> **Stated task**
In the material below, identify each line bearing the word "nubes". Reproduce those lines.

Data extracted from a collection

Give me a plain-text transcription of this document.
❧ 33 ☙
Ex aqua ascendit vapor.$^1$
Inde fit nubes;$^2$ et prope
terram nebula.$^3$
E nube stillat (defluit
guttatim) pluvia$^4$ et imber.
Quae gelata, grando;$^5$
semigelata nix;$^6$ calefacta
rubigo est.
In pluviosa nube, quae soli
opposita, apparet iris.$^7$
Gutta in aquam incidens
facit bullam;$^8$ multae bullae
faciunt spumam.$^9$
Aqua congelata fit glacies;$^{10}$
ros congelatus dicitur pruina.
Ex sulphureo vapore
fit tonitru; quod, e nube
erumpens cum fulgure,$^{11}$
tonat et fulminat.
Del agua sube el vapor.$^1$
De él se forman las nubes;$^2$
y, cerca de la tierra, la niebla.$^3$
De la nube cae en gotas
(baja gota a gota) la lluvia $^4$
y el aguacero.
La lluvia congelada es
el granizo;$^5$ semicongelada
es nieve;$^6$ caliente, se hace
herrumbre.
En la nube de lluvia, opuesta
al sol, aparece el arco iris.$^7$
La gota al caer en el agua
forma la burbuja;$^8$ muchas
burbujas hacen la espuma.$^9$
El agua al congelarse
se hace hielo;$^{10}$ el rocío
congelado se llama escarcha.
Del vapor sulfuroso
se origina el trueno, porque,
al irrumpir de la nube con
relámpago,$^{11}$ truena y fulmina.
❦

> **Answer below**
Inde fit nubes;$^2$ et prope
De él se forman las nubes;$^2$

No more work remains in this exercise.